─── Stored records ───
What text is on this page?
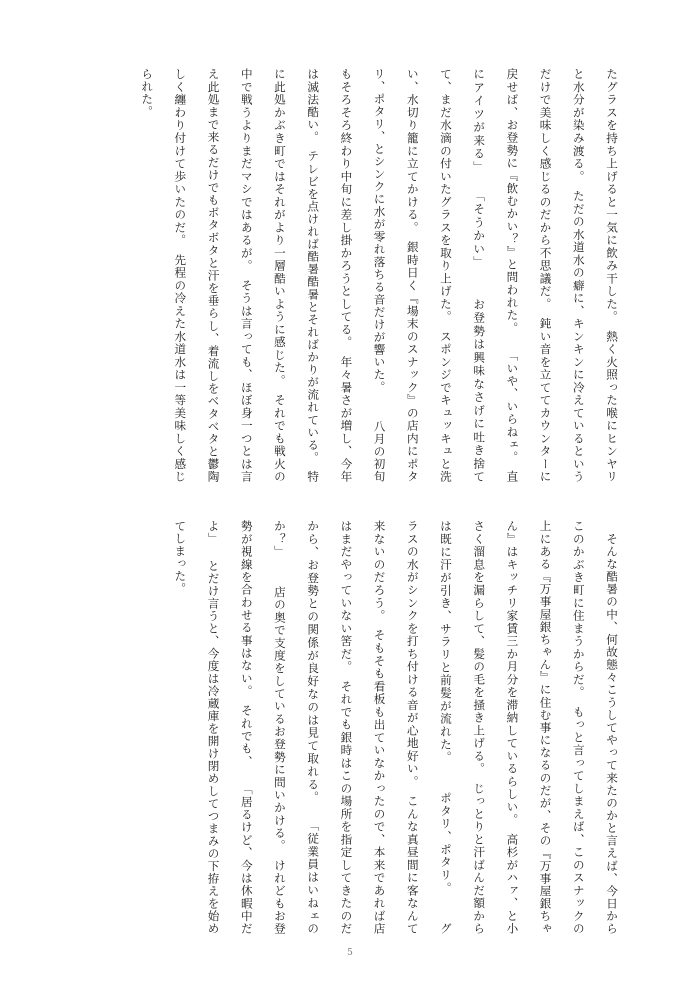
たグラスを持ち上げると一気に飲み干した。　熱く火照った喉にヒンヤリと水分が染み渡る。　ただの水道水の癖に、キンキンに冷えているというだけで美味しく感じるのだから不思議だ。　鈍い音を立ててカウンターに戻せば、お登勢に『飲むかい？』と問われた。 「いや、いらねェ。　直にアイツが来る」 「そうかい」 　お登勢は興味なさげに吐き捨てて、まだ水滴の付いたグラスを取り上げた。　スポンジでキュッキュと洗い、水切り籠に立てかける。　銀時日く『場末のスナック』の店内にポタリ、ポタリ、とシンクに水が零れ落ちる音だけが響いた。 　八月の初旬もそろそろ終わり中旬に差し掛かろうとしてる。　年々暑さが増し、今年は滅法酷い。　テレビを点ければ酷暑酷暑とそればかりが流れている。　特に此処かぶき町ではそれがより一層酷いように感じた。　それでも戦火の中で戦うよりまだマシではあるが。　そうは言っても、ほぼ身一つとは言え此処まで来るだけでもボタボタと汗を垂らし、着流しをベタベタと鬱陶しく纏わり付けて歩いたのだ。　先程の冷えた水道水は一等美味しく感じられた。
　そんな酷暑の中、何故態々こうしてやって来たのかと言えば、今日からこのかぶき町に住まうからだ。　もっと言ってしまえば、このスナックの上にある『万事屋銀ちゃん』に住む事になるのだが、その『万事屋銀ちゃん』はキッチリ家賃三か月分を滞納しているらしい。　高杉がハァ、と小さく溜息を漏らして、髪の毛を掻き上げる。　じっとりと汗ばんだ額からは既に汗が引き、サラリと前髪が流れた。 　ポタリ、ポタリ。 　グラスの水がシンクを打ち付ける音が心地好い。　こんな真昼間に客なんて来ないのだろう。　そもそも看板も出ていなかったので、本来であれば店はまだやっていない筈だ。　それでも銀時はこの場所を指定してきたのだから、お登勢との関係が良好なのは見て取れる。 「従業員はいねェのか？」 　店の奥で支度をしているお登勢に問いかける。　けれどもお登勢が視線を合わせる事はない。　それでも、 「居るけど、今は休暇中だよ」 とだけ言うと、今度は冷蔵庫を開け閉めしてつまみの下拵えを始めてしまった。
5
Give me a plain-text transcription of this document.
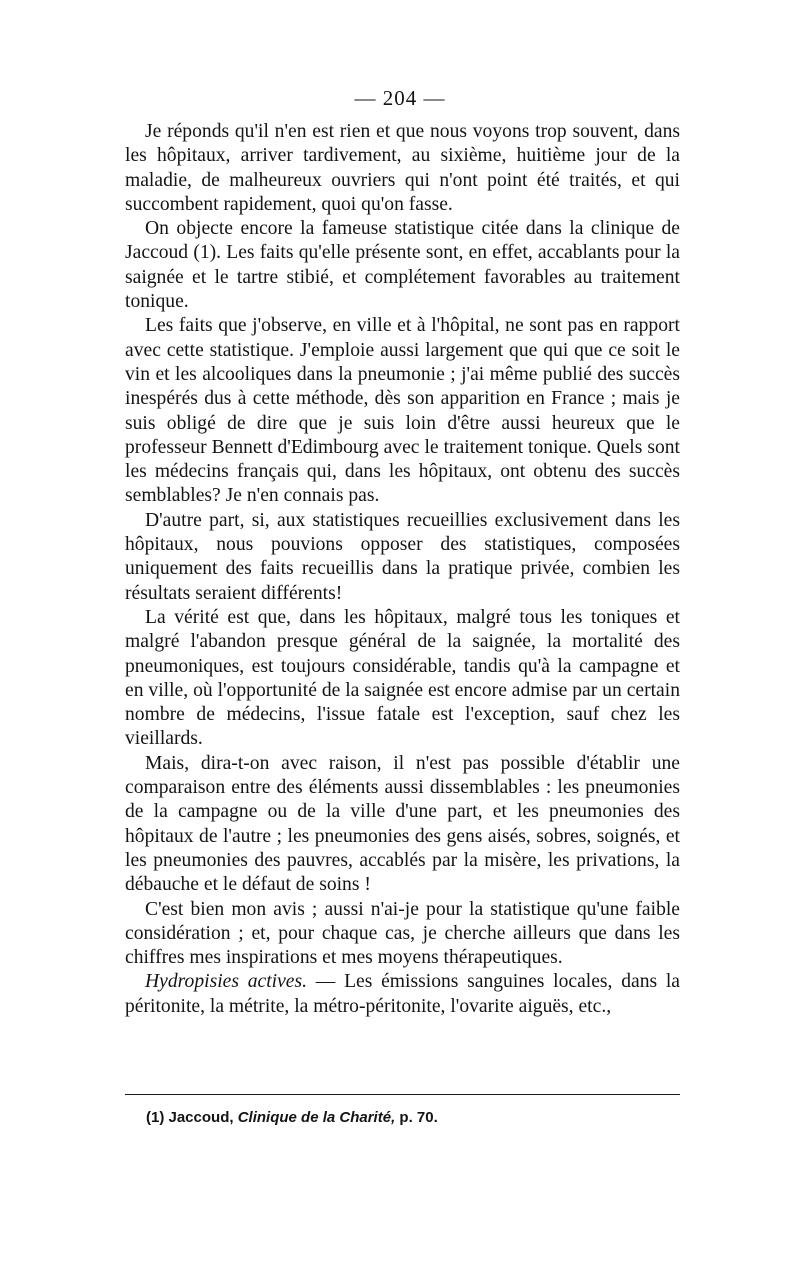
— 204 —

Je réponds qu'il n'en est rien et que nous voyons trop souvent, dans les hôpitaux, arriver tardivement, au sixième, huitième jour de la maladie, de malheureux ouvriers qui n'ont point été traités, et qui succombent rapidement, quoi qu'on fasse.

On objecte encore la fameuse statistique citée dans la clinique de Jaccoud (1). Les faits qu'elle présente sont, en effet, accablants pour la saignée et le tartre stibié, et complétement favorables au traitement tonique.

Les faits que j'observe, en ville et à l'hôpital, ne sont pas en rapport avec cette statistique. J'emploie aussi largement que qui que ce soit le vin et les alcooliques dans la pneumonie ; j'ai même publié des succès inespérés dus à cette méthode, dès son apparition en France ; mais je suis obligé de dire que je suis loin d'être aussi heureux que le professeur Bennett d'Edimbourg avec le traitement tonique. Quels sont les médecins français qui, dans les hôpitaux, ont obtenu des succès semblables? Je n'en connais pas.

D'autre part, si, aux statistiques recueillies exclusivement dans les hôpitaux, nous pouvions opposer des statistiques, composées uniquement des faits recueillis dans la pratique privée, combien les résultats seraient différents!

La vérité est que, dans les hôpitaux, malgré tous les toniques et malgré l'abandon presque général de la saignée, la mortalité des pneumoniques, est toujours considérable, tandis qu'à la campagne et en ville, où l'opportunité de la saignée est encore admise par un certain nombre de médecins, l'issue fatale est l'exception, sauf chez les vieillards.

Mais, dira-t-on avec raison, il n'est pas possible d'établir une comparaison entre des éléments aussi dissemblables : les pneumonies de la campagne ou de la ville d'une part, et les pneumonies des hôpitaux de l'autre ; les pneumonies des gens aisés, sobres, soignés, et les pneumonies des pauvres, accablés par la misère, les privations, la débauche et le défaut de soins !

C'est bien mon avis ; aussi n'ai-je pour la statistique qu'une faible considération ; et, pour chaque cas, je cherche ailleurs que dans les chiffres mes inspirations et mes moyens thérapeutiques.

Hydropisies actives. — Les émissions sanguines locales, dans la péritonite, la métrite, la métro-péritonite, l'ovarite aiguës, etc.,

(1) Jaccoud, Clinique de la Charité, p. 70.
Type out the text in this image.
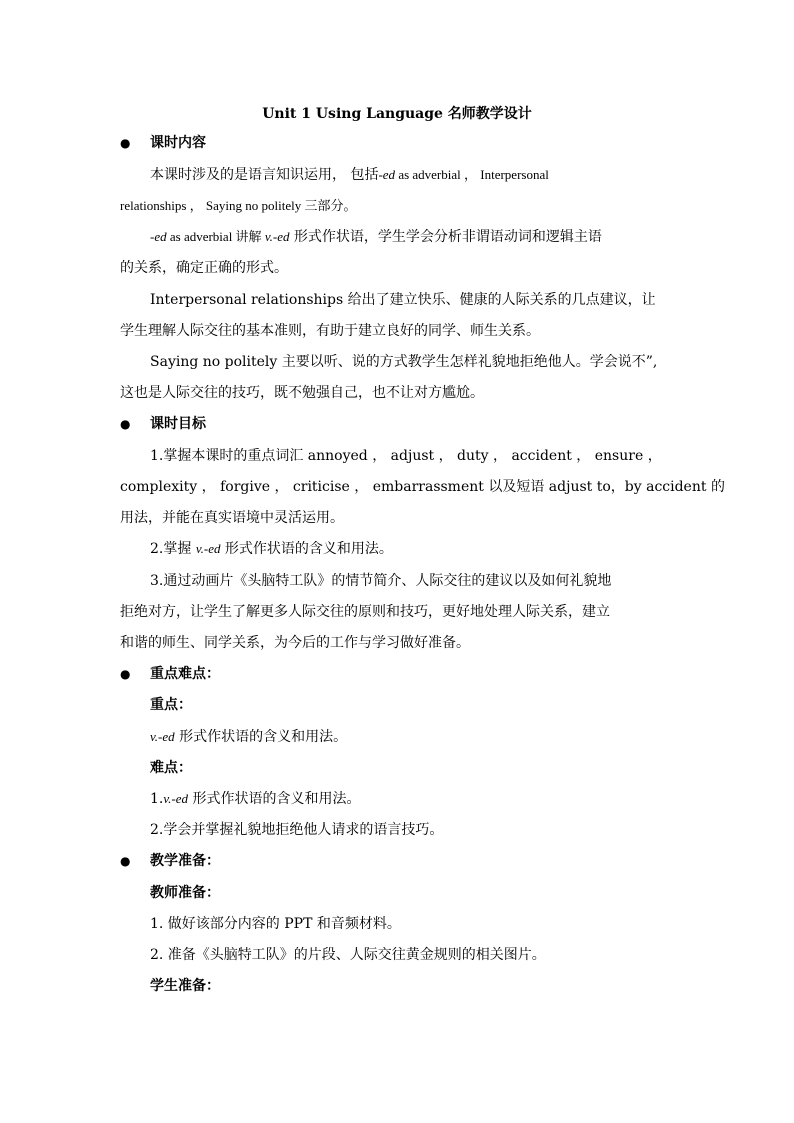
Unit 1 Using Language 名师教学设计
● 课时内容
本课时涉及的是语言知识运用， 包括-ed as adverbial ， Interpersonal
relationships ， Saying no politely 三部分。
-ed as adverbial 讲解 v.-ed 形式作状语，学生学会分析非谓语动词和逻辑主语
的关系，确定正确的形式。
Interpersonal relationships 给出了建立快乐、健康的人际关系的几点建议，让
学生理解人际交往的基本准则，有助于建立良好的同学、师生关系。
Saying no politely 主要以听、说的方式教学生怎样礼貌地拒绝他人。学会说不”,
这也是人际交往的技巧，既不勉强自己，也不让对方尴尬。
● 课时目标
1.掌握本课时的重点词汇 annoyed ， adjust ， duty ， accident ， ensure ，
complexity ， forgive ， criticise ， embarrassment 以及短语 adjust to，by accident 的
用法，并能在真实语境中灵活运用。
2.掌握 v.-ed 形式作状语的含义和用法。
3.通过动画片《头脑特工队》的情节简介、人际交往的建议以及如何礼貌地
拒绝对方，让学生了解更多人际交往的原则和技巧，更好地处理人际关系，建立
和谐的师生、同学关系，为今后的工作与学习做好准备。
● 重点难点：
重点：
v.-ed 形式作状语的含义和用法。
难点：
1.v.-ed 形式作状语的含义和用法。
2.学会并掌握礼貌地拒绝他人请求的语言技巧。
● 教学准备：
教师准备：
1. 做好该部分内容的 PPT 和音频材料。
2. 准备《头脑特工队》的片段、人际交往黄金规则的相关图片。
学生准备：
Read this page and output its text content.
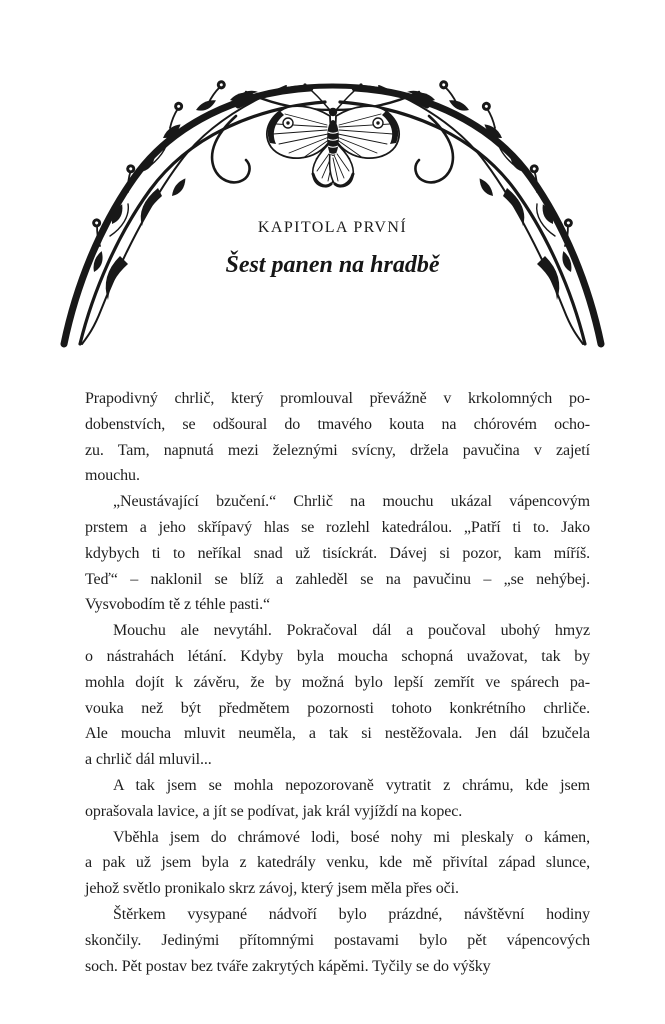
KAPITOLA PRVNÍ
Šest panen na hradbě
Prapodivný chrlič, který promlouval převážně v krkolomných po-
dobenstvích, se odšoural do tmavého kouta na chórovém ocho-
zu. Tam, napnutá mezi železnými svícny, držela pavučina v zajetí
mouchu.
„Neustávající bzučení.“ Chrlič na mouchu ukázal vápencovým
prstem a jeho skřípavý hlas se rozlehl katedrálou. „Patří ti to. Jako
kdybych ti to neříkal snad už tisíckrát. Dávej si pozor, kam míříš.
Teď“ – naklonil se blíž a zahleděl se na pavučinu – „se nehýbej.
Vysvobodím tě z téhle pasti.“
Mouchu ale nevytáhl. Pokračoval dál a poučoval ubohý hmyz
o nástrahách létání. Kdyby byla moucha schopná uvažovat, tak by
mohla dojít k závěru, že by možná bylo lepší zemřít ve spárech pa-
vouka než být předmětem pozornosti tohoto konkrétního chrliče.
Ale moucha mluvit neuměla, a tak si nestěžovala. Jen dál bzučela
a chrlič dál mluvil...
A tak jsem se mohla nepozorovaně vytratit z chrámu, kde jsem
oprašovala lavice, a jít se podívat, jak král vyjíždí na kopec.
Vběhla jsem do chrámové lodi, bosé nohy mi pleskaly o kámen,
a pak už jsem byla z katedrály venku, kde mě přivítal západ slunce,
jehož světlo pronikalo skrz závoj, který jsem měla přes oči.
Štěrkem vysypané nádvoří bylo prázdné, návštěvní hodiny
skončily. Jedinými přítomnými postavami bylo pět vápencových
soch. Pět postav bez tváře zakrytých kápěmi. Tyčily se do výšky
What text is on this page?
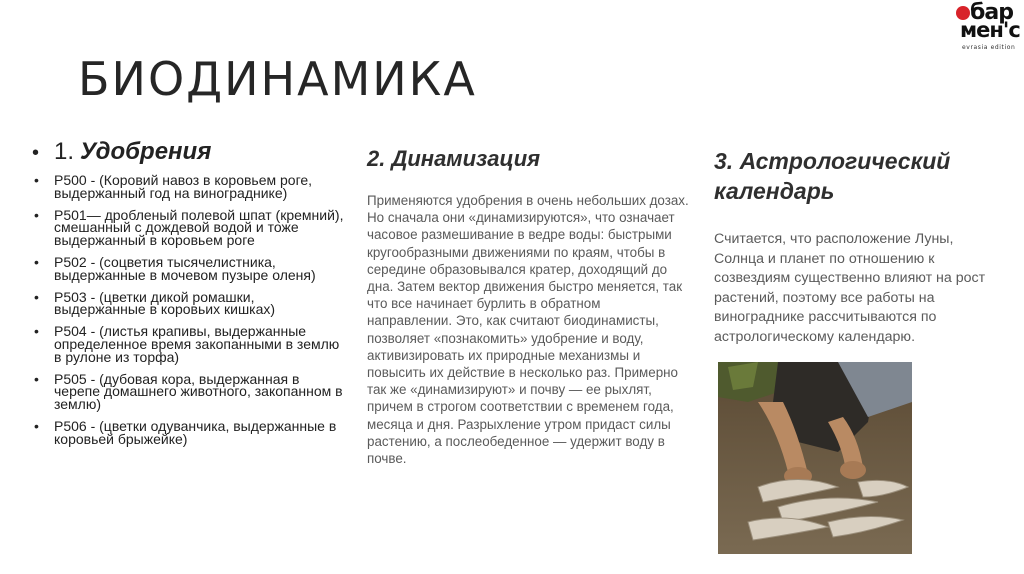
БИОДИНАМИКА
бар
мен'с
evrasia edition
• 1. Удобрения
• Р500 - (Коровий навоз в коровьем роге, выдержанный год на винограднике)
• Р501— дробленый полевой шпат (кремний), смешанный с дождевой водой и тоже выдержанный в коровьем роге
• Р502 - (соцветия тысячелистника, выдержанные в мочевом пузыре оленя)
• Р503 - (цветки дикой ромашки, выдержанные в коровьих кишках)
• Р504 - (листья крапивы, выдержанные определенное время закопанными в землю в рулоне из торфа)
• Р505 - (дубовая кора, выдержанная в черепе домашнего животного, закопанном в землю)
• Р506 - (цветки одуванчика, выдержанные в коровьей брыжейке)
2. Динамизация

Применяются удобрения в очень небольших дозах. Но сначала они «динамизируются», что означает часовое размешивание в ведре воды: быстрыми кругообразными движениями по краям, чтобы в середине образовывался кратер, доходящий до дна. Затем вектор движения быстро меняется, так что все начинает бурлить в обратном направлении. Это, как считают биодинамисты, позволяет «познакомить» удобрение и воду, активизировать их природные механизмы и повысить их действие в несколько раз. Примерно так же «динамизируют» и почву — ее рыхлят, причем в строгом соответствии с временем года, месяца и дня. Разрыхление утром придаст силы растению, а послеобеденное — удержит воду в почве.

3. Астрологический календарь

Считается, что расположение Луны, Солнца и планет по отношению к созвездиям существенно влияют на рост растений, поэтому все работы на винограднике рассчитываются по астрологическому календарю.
───
» **Task statement**: For the data above, state how many lines contain "выдержанные"; the number is the whole answer.

» **Final result**: 4